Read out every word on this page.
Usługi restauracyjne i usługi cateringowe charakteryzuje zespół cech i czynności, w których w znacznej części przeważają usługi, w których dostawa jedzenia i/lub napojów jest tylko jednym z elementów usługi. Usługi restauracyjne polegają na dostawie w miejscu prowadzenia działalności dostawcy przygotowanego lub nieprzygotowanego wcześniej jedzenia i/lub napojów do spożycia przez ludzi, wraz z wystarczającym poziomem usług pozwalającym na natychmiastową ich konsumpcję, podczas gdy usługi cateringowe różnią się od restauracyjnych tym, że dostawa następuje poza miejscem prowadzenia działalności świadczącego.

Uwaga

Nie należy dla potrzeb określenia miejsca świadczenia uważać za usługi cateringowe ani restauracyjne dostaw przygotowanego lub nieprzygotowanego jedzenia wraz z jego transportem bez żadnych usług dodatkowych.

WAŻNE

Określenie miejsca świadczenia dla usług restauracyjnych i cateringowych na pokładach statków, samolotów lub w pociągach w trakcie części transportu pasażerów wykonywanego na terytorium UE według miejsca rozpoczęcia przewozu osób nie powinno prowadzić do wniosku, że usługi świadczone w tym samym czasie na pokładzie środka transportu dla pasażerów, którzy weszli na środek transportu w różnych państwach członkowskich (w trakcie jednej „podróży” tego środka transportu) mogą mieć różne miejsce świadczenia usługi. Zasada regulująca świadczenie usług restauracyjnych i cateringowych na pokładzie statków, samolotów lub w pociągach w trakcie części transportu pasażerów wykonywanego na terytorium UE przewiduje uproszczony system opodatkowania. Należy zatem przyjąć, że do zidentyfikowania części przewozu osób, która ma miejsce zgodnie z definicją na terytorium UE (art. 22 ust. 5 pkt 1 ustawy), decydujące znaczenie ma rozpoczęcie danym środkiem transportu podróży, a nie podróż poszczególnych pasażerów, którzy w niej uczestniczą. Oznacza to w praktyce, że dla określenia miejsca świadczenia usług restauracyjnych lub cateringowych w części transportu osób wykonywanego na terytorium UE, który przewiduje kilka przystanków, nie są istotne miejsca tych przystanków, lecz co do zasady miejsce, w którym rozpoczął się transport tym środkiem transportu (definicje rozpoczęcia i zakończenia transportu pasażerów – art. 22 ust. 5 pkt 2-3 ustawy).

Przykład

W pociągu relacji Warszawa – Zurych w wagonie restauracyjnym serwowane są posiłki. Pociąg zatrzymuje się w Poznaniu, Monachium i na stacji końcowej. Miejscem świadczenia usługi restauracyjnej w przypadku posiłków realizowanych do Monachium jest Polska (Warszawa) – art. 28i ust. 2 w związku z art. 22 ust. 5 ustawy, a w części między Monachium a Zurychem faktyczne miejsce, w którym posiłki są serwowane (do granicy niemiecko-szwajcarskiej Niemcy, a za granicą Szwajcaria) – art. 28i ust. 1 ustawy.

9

Given instruction:
Find and copy each line above that includes the string "restauracyjnych".

Exercise result:
Usługi restauracyjne i usługi cateringowe charakteryzuje zespół cech i czynności, w których w znacznej części przeważają usługi, w których dostawa jedzenia i/lub napojów jest tylko jednym z elementów usługi. Usługi restauracyjne polegają na dostawie w miejscu prowadzenia działalności dostawcy przygotowanego lub nieprzygotowanego wcześniej jedzenia i/lub napojów do spożycia przez ludzi, wraz z wystarczającym poziomem usług pozwalającym na natychmiastową ich konsumpcję, podczas gdy usługi cateringowe różnią się od restauracyjnych tym, że dostawa następuje poza miejscem prowadzenia działalności świadczącego.
Określenie miejsca świadczenia dla usług restauracyjnych i cateringowych na pokładach statków, samolotów lub w pociągach w trakcie części transportu pasażerów wykonywanego na terytorium UE według miejsca rozpoczęcia przewozu osób nie powinno prowadzić do wniosku, że usługi świadczone w tym samym czasie na pokładzie środka transportu dla pasażerów, którzy weszli na środek transportu w różnych państwach członkowskich (w trakcie jednej „podróży” tego środka transportu) mogą mieć różne miejsce świadczenia usługi. Zasada regulująca świadczenie usług restauracyjnych i cateringowych na pokładzie statków, samolotów lub w pociągach w trakcie części transportu pasażerów wykonywanego na terytorium UE przewiduje uproszczony system opodatkowania. Należy zatem przyjąć, że do zidentyfikowania części przewozu osób, która ma miejsce zgodnie z definicją na terytorium UE (art. 22 ust. 5 pkt 1 ustawy), decydujące znaczenie ma rozpoczęcie danym środkiem transportu podróży, a nie podróż poszczególnych pasażerów, którzy w niej uczestniczą. Oznacza to w praktyce, że dla określenia miejsca świadczenia usług restauracyjnych lub cateringowych w części transportu osób wykonywanego na terytorium UE, który przewiduje kilka przystanków, nie są istotne miejsca tych przystanków, lecz co do zasady miejsce, w którym rozpoczął się transport tym środkiem transportu (definicje rozpoczęcia i zakończenia transportu pasażerów – art. 22 ust. 5 pkt 2-3 ustawy).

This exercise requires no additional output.